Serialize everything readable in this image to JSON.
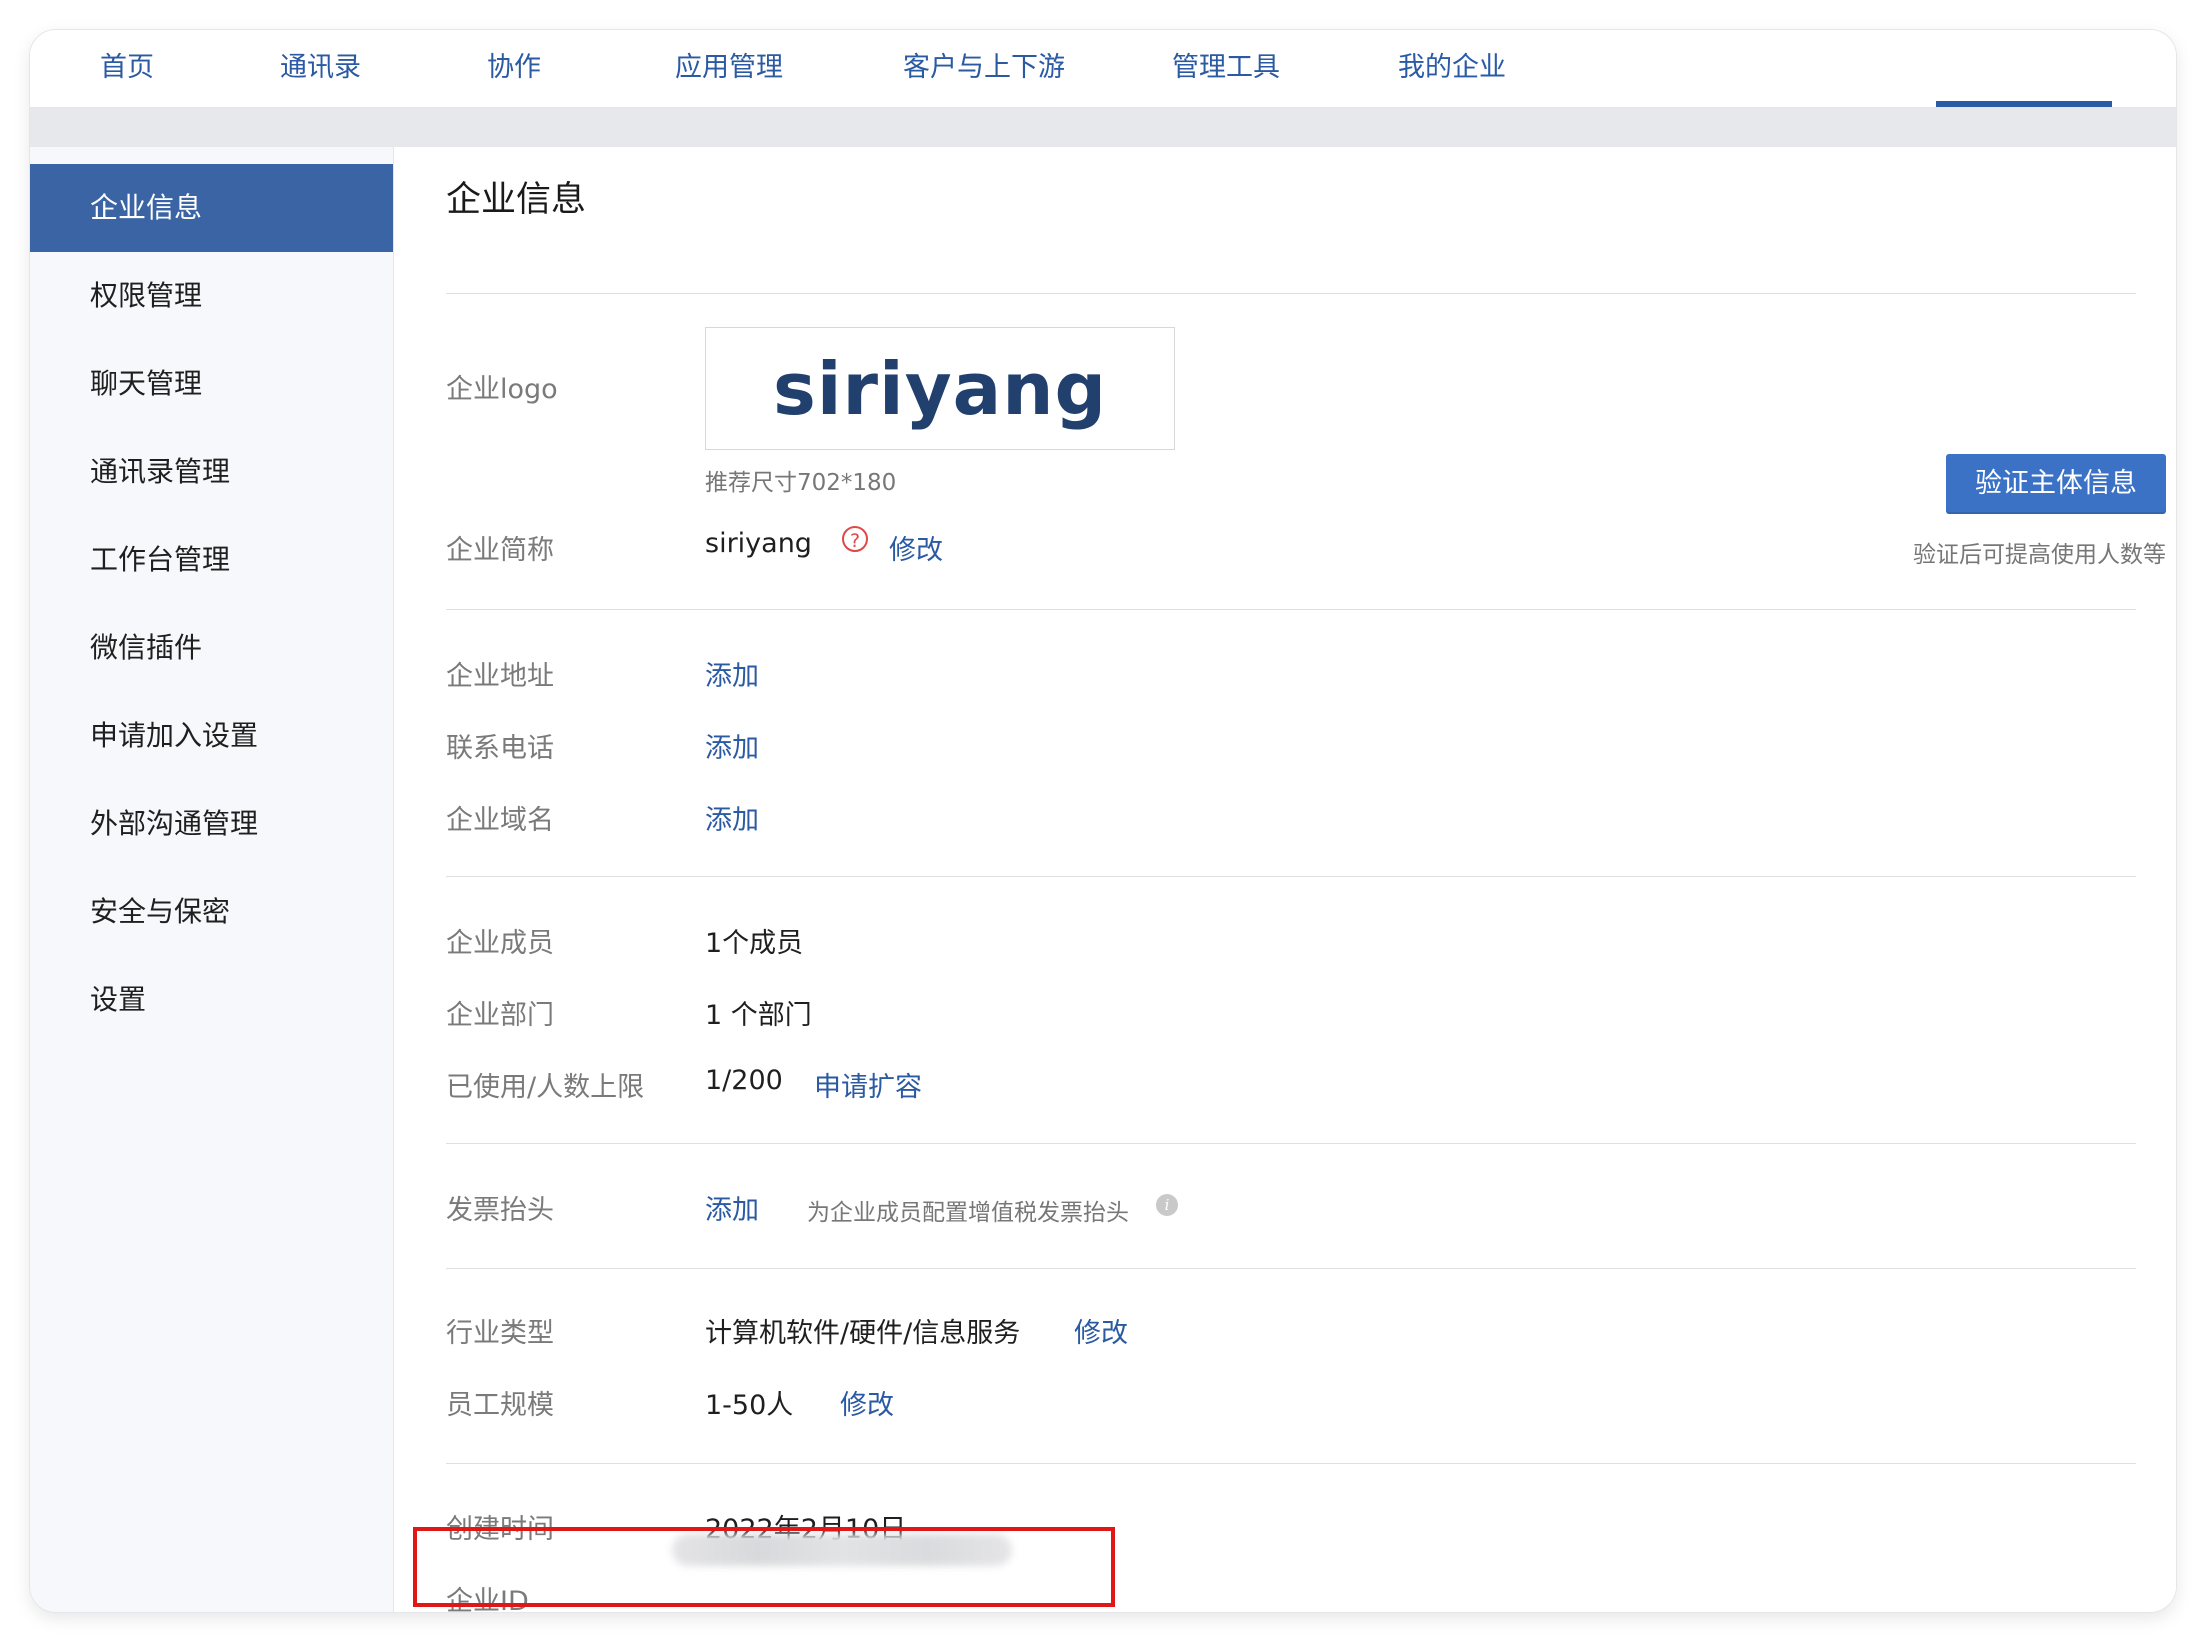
{
  "nav": {
    "items": [
      "首页",
      "通讯录",
      "协作",
      "应用管理",
      "客户与上下游",
      "管理工具",
      "我的企业"
    ],
    "active_index": 6
  },
  "sidebar": {
    "items": [
      "企业信息",
      "权限管理",
      "聊天管理",
      "通讯录管理",
      "工作台管理",
      "微信插件",
      "申请加入设置",
      "外部沟通管理",
      "安全与保密",
      "设置"
    ],
    "active_index": 0
  },
  "page": {
    "title": "企业信息",
    "logo": {
      "label": "企业logo",
      "text": "siriyang",
      "hint": "推荐尺寸702*180"
    },
    "short_name": {
      "label": "企业简称",
      "value": "siriyang",
      "edit": "修改",
      "help_icon": "question-circle-icon"
    },
    "verify": {
      "button": "验证主体信息",
      "note": "验证后可提高使用人数等"
    },
    "address": {
      "label": "企业地址",
      "action": "添加"
    },
    "phone": {
      "label": "联系电话",
      "action": "添加"
    },
    "domain": {
      "label": "企业域名",
      "action": "添加"
    },
    "members": {
      "label": "企业成员",
      "value": "1个成员"
    },
    "departments": {
      "label": "企业部门",
      "value": "1 个部门"
    },
    "usage": {
      "label": "已使用/人数上限",
      "value": "1/200",
      "action": "申请扩容"
    },
    "invoice": {
      "label": "发票抬头",
      "action": "添加",
      "hint": "为企业成员配置增值税发票抬头",
      "info_icon": "info-icon"
    },
    "industry": {
      "label": "行业类型",
      "value": "计算机软件/硬件/信息服务",
      "edit": "修改"
    },
    "scale": {
      "label": "员工规模",
      "value": "1-50人",
      "edit": "修改"
    },
    "created": {
      "label": "创建时间",
      "value": "2022年2月10日"
    },
    "corp_id": {
      "label": "企业ID"
    }
  },
  "colors": {
    "accent": "#2b5aa3",
    "sidebar_active": "#3a64a3",
    "button": "#3b72c6",
    "highlight": "#e01717"
  }
}
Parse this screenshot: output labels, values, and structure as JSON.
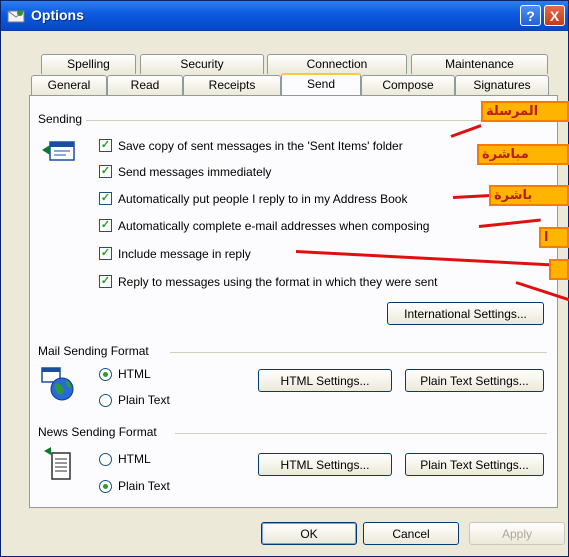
{
  "window": {
    "title": "Options"
  },
  "titlebar_buttons": {
    "help": "?",
    "close": "X"
  },
  "tabs_row1": [
    "Spelling",
    "Security",
    "Connection",
    "Maintenance"
  ],
  "tabs_row2": [
    "General",
    "Read",
    "Receipts",
    "Send",
    "Compose",
    "Signatures"
  ],
  "active_tab": "Send",
  "sending": {
    "label": "Sending",
    "options": [
      {
        "label": "Save copy of sent messages in the 'Sent Items' folder",
        "checked": true
      },
      {
        "label": "Send messages immediately",
        "checked": true
      },
      {
        "label": "Automatically put people I reply to in my Address Book",
        "checked": true
      },
      {
        "label": "Automatically complete e-mail addresses when composing",
        "checked": true
      },
      {
        "label": "Include message in reply",
        "checked": true
      },
      {
        "label": "Reply to messages using the format in which they were sent",
        "checked": true
      }
    ],
    "international_button": "International Settings..."
  },
  "mail_format": {
    "label": "Mail Sending Format",
    "html_option": "HTML",
    "plain_option": "Plain Text",
    "selected": "HTML",
    "html_settings_button": "HTML Settings...",
    "plain_settings_button": "Plain Text Settings..."
  },
  "news_format": {
    "label": "News Sending Format",
    "html_option": "HTML",
    "plain_option": "Plain Text",
    "selected": "Plain Text",
    "html_settings_button": "HTML Settings...",
    "plain_settings_button": "Plain Text Settings..."
  },
  "footer": {
    "ok": "OK",
    "cancel": "Cancel",
    "apply": "Apply"
  },
  "annotations": [
    "المرسلة",
    "مباشرة",
    "باشرة",
    "ا"
  ],
  "colors": {
    "title_bar": "#0a5ae0",
    "annotation_bg": "#ffb400",
    "arrow": "#e01010",
    "check": "#21a121"
  }
}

================

■ Challenge ■
Restate the data above word for word. Skip every picture.

■ Worked solution ■
Serialize everything readable in this image to JSON.
{
  "nav": {
    "items": [
      "首页",
      "通讯录",
      "协作",
      "应用管理",
      "客户与上下游",
      "管理工具",
      "我的企业"
    ],
    "active_index": 6
  },
  "sidebar": {
    "items": [
      "企业信息",
      "权限管理",
      "聊天管理",
      "通讯录管理",
      "工作台管理",
      "微信插件",
      "申请加入设置",
      "外部沟通管理",
      "安全与保密",
      "设置"
    ],
    "active_index": 0
  },
  "page": {
    "title": "企业信息",
    "logo": {
      "label": "企业logo",
      "text": "siriyang",
      "hint": "推荐尺寸702*180"
    },
    "short_name": {
      "label": "企业简称",
      "value": "siriyang",
      "edit": "修改",
      "help_icon": "question-circle-icon"
    },
    "verify": {
      "button": "验证主体信息",
      "note": "验证后可提高使用人数等"
    },
    "address": {
      "label": "企业地址",
      "action": "添加"
    },
    "phone": {
      "label": "联系电话",
      "action": "添加"
    },
    "domain": {
      "label": "企业域名",
      "action": "添加"
    },
    "members": {
      "label": "企业成员",
      "value": "1个成员"
    },
    "departments": {
      "label": "企业部门",
      "value": "1 个部门"
    },
    "usage": {
      "label": "已使用/人数上限",
      "value": "1/200",
      "action": "申请扩容"
    },
    "invoice": {
      "label": "发票抬头",
      "action": "添加",
      "hint": "为企业成员配置增值税发票抬头",
      "info_icon": "info-icon"
    },
    "industry": {
      "label": "行业类型",
      "value": "计算机软件/硬件/信息服务",
      "edit": "修改"
    },
    "scale": {
      "label": "员工规模",
      "value": "1-50人",
      "edit": "修改"
    },
    "created": {
      "label": "创建时间",
      "value": "2022年2月10日"
    },
    "corp_id": {
      "label": "企业ID"
    }
  },
  "colors": {
    "accent": "#2b5aa3",
    "sidebar_active": "#3a64a3",
    "button": "#3b72c6",
    "highlight": "#e01717"
  }
}
Parse this screenshot: output labels, values, and structure as JSON.
{
  "window": {
    "title": "Options"
  },
  "titlebar_buttons": {
    "help": "?",
    "close": "X"
  },
  "tabs_row1": [
    "Spelling",
    "Security",
    "Connection",
    "Maintenance"
  ],
  "tabs_row2": [
    "General",
    "Read",
    "Receipts",
    "Send",
    "Compose",
    "Signatures"
  ],
  "active_tab": "Send",
  "sending": {
    "label": "Sending",
    "options": [
      {
        "label": "Save copy of sent messages in the 'Sent Items' folder",
        "checked": true
      },
      {
        "label": "Send messages immediately",
        "checked": true
      },
      {
        "label": "Automatically put people I reply to in my Address Book",
        "checked": true
      },
      {
        "label": "Automatically complete e-mail addresses when composing",
        "checked": true
      },
      {
        "label": "Include message in reply",
        "checked": true
      },
      {
        "label": "Reply to messages using the format in which they were sent",
        "checked": true
      }
    ],
    "international_button": "International Settings..."
  },
  "mail_format": {
    "label": "Mail Sending Format",
    "html_option": "HTML",
    "plain_option": "Plain Text",
    "selected": "HTML",
    "html_settings_button": "HTML Settings...",
    "plain_settings_button": "Plain Text Settings..."
  },
  "news_format": {
    "label": "News Sending Format",
    "html_option": "HTML",
    "plain_option": "Plain Text",
    "selected": "Plain Text",
    "html_settings_button": "HTML Settings...",
    "plain_settings_button": "Plain Text Settings..."
  },
  "footer": {
    "ok": "OK",
    "cancel": "Cancel",
    "apply": "Apply"
  },
  "annotations": [
    "المرسلة",
    "مباشرة",
    "باشرة",
    "ا"
  ],
  "colors": {
    "title_bar": "#0a5ae0",
    "annotation_bg": "#ffb400",
    "arrow": "#e01010",
    "check": "#21a121"
  }
}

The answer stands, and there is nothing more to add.